╔══

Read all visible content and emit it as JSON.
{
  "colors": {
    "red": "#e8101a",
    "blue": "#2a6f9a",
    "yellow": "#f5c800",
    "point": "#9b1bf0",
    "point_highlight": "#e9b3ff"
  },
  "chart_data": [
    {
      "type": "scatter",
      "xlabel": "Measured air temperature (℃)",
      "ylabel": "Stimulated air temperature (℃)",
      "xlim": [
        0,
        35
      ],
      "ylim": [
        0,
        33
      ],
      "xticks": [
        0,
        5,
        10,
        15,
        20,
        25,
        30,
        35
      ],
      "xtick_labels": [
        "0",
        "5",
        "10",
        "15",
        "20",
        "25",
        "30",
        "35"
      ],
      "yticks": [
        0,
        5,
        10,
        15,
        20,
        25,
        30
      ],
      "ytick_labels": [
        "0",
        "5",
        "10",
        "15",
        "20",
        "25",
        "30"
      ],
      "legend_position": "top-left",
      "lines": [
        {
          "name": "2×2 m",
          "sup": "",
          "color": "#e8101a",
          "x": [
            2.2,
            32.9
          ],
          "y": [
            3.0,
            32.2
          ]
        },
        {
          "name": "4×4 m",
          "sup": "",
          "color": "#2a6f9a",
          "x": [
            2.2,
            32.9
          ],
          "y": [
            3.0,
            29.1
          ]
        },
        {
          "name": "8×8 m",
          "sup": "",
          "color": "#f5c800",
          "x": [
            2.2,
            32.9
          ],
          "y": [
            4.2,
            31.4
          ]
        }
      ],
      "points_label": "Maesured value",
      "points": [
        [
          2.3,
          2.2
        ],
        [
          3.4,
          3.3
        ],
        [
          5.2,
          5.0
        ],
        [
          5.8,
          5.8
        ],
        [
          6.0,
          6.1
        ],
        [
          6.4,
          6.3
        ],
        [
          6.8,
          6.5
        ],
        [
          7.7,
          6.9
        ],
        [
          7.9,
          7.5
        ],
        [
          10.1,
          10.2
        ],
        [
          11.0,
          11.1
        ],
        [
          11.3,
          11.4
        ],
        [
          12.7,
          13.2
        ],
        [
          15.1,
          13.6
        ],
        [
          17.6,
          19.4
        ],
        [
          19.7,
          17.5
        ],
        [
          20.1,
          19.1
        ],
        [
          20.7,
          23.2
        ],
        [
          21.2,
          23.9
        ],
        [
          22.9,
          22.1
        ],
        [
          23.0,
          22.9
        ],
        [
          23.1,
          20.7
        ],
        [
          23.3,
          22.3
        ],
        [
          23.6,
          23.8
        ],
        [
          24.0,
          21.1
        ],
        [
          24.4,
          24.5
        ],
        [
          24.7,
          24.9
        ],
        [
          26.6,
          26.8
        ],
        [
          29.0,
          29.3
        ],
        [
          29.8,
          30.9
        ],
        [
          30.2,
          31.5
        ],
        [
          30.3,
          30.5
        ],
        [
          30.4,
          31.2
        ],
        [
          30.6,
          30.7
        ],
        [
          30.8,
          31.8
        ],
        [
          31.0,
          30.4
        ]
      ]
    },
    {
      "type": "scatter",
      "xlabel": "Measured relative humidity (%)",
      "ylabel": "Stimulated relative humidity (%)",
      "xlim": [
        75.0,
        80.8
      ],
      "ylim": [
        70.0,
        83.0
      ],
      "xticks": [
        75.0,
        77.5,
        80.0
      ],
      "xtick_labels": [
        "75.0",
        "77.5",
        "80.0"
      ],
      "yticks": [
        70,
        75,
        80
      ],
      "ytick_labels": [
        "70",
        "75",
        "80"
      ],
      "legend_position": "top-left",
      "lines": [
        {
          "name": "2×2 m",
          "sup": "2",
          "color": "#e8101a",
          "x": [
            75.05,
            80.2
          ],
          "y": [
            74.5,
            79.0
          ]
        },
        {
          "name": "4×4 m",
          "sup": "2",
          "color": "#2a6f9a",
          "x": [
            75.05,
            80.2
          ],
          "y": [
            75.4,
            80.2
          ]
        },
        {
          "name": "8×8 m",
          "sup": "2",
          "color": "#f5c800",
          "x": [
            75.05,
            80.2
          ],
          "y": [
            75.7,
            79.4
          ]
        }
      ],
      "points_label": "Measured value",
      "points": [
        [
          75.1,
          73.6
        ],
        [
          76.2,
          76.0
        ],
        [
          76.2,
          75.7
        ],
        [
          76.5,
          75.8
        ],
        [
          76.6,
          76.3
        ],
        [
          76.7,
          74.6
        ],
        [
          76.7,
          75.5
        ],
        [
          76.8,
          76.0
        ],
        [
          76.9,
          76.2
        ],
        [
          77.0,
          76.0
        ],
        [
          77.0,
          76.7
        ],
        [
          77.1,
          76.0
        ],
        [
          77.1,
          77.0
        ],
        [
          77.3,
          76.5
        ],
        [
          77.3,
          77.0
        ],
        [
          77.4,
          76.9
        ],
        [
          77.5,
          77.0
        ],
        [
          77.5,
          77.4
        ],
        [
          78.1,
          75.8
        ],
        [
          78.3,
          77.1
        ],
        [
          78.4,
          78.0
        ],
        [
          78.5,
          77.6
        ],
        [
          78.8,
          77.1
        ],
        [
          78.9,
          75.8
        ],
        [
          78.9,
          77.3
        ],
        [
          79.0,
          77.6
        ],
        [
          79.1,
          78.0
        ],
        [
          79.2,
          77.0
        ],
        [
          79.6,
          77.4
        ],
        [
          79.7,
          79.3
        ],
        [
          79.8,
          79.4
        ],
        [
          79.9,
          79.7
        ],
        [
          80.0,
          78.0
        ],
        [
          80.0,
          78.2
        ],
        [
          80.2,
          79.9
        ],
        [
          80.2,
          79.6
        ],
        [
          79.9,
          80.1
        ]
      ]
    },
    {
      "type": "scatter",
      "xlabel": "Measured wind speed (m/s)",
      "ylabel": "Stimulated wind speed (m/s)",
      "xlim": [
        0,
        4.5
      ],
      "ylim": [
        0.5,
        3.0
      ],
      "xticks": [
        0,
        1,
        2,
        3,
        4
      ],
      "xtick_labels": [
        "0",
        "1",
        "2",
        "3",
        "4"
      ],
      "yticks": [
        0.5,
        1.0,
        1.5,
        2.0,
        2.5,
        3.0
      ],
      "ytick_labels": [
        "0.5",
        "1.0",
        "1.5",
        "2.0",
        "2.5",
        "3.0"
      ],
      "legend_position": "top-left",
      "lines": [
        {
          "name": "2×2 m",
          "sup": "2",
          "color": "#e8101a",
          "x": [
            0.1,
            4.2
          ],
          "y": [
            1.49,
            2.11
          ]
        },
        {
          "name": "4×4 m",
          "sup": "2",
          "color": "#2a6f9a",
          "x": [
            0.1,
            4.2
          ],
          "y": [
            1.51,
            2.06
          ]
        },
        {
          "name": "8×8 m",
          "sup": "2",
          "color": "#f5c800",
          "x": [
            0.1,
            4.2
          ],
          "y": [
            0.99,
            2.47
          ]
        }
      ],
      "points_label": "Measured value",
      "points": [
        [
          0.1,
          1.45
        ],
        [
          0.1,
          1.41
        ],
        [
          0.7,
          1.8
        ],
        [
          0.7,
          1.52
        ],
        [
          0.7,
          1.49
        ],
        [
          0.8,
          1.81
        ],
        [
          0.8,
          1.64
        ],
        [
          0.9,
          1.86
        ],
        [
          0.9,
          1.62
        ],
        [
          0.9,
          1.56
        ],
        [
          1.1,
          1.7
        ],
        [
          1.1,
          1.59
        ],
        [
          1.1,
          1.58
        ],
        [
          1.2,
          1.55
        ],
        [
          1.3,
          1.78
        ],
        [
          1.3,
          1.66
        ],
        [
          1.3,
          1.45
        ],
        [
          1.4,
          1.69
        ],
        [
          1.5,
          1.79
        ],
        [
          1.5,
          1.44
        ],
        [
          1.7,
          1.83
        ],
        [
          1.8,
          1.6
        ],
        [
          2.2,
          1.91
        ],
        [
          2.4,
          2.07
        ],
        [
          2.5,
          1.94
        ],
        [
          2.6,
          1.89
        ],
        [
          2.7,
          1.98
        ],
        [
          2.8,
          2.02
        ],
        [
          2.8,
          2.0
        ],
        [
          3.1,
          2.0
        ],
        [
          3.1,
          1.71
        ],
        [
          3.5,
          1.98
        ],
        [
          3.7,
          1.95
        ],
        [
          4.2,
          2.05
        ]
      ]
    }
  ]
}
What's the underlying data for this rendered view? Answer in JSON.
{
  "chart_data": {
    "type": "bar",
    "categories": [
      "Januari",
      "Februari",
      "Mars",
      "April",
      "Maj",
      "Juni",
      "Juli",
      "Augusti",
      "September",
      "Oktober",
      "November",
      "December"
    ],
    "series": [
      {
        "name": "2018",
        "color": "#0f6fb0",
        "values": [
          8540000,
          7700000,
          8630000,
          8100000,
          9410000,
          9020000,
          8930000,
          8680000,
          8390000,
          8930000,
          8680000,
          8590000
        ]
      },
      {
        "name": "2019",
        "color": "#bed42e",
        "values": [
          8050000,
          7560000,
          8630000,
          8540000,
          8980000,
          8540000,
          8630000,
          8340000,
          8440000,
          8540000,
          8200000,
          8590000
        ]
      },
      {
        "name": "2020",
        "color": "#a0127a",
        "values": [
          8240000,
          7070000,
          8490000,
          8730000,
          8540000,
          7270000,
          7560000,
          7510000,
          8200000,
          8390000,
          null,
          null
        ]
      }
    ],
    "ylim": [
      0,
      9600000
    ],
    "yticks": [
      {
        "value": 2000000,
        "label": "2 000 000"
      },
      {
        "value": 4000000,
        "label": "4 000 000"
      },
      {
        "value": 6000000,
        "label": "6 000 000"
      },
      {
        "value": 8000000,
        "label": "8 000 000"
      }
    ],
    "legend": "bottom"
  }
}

╚══

### WHAT YOU NEED TO DO
Every line in the data that holds "relative" should be copied out.

### ANSWER
      "xlabel": "Measured relative humidity (%)",
      "ylabel": "Stimulated relative humidity (%)",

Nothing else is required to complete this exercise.